(Layout records)
--- start ---

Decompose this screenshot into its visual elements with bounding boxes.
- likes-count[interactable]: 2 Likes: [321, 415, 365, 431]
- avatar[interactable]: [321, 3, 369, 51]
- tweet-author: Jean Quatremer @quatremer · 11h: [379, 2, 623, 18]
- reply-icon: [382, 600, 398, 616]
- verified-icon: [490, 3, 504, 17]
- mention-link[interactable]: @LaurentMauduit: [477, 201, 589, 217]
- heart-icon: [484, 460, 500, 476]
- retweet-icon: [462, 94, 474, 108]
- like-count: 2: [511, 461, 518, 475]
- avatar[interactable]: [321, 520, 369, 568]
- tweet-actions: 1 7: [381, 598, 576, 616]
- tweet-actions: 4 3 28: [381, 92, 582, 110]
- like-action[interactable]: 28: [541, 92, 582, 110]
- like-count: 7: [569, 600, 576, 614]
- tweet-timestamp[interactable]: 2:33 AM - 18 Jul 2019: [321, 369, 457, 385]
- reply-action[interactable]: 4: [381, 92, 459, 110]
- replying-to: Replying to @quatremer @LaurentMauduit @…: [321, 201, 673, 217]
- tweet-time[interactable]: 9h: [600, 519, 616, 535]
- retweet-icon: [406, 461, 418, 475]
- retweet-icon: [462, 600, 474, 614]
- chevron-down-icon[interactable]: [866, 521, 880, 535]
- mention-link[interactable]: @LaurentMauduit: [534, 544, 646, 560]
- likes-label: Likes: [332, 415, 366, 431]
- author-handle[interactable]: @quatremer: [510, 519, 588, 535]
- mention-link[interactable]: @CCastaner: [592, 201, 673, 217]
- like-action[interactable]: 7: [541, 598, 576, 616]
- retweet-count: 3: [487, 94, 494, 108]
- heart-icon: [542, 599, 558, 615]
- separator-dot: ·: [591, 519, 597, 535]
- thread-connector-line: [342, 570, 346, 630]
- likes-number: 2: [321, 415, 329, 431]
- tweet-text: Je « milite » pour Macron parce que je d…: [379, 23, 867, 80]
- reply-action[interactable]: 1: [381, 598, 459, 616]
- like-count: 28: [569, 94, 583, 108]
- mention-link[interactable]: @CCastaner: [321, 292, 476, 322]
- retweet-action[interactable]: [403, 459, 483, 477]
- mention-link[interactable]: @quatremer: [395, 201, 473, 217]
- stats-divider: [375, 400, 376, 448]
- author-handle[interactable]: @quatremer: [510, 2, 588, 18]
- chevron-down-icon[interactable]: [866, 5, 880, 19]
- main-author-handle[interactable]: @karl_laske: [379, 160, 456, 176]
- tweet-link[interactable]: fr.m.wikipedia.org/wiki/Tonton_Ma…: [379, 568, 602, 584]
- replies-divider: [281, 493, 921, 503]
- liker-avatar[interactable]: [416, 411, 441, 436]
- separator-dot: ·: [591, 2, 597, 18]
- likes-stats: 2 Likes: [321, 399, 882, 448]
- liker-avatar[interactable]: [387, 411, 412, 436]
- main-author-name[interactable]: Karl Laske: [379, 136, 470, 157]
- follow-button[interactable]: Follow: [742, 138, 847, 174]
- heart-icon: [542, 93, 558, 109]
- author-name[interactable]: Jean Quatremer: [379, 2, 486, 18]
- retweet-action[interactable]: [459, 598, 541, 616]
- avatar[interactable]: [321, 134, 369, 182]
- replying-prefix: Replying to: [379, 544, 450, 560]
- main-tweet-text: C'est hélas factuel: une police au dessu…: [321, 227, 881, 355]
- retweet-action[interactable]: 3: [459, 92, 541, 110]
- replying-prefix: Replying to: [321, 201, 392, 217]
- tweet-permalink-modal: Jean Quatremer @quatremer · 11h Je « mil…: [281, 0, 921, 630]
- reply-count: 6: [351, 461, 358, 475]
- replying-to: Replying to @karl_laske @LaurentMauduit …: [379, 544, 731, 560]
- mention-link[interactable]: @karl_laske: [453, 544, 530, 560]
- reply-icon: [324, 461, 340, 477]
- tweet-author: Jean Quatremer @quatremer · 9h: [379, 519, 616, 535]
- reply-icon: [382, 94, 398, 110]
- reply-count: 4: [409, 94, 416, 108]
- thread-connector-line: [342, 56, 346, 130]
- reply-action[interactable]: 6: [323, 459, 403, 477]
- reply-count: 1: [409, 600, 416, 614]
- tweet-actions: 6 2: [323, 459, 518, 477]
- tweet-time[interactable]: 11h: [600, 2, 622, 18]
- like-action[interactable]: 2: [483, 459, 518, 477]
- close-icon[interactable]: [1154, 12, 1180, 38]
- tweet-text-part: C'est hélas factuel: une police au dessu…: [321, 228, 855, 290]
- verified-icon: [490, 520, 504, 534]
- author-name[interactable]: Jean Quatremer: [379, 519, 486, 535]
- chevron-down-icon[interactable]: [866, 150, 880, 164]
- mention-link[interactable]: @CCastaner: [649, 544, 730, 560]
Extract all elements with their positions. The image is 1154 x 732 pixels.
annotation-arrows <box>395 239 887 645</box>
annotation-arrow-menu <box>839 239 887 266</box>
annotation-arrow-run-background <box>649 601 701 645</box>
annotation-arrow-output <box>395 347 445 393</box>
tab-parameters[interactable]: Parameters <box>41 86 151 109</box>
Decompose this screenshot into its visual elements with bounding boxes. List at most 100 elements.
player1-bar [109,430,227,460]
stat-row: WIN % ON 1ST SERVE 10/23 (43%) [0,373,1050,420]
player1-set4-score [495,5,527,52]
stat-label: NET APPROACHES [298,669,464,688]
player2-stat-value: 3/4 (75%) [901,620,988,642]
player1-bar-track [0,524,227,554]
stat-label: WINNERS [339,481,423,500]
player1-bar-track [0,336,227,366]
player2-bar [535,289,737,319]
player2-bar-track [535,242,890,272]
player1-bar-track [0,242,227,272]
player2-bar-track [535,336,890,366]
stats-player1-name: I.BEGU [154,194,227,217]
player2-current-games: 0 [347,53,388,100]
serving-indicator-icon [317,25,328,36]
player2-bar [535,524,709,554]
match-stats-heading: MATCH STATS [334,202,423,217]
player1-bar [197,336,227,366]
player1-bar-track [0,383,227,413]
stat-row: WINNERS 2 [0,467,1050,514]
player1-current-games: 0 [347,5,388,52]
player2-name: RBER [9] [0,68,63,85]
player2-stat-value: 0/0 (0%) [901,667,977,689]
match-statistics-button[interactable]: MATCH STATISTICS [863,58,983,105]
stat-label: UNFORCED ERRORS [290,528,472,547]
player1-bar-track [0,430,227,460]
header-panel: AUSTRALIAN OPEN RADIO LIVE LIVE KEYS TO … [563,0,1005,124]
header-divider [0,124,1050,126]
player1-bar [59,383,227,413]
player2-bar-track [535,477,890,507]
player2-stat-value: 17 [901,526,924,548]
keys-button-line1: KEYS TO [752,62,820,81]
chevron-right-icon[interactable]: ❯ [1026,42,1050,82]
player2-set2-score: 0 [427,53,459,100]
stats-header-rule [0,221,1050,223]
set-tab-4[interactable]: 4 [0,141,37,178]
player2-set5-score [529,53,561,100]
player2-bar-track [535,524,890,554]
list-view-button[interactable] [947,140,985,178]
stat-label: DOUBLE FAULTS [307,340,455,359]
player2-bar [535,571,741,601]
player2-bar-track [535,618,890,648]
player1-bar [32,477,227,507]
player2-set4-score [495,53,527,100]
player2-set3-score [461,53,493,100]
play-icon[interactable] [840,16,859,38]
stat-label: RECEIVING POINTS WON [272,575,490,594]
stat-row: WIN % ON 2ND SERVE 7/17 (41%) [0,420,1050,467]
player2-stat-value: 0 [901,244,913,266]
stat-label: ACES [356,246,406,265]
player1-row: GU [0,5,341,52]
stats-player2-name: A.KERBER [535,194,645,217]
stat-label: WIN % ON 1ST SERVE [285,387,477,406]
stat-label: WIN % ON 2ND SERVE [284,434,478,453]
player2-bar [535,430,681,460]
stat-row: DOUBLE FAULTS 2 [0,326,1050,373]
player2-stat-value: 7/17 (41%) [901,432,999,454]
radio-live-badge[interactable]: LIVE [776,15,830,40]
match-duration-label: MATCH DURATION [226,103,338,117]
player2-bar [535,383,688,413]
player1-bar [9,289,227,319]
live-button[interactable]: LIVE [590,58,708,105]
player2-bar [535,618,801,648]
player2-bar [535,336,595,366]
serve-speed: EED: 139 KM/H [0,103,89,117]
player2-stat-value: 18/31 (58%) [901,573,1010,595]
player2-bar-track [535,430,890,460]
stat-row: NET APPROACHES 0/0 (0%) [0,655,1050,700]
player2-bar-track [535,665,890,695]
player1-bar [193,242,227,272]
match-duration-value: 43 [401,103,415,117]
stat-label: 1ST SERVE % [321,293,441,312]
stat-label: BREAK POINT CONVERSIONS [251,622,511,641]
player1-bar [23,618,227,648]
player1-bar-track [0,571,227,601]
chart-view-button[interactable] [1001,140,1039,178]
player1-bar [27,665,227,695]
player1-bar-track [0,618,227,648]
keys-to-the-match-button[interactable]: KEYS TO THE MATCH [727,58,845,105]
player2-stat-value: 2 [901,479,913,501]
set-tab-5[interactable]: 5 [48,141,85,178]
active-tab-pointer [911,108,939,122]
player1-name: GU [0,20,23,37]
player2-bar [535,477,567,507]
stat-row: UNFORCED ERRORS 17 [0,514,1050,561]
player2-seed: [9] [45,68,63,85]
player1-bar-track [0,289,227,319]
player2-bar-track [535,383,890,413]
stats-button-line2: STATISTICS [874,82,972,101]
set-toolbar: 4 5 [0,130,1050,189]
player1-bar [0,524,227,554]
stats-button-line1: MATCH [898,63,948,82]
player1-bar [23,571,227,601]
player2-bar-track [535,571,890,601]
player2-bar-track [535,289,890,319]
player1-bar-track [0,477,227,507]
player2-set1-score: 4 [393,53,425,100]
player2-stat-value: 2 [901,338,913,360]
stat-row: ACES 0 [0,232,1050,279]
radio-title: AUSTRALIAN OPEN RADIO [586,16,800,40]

--- end ---

▶ **What the task requires**
Copy the listing above word for word, from its first line through the line that contains "- likes-label: Likes: [332, 415, 366, 431]".

▶ **Answer**
Decompose this screenshot into its visual elements with bounding boxes.
- likes-count[interactable]: 2 Likes: [321, 415, 365, 431]
- avatar[interactable]: [321, 3, 369, 51]
- tweet-author: Jean Quatremer @quatremer · 11h: [379, 2, 623, 18]
- reply-icon: [382, 600, 398, 616]
- verified-icon: [490, 3, 504, 17]
- mention-link[interactable]: @LaurentMauduit: [477, 201, 589, 217]
- heart-icon: [484, 460, 500, 476]
- retweet-icon: [462, 94, 474, 108]
- like-count: 2: [511, 461, 518, 475]
- avatar[interactable]: [321, 520, 369, 568]
- tweet-actions: 1 7: [381, 598, 576, 616]
- tweet-actions: 4 3 28: [381, 92, 582, 110]
- like-action[interactable]: 28: [541, 92, 582, 110]
- like-count: 7: [569, 600, 576, 614]
- tweet-timestamp[interactable]: 2:33 AM - 18 Jul 2019: [321, 369, 457, 385]
- reply-action[interactable]: 4: [381, 92, 459, 110]
- replying-to: Replying to @quatremer @LaurentMauduit @…: [321, 201, 673, 217]
- tweet-time[interactable]: 9h: [600, 519, 616, 535]
- retweet-icon: [406, 461, 418, 475]
- retweet-icon: [462, 600, 474, 614]
- chevron-down-icon[interactable]: [866, 521, 880, 535]
- mention-link[interactable]: @LaurentMauduit: [534, 544, 646, 560]
- likes-label: Likes: [332, 415, 366, 431]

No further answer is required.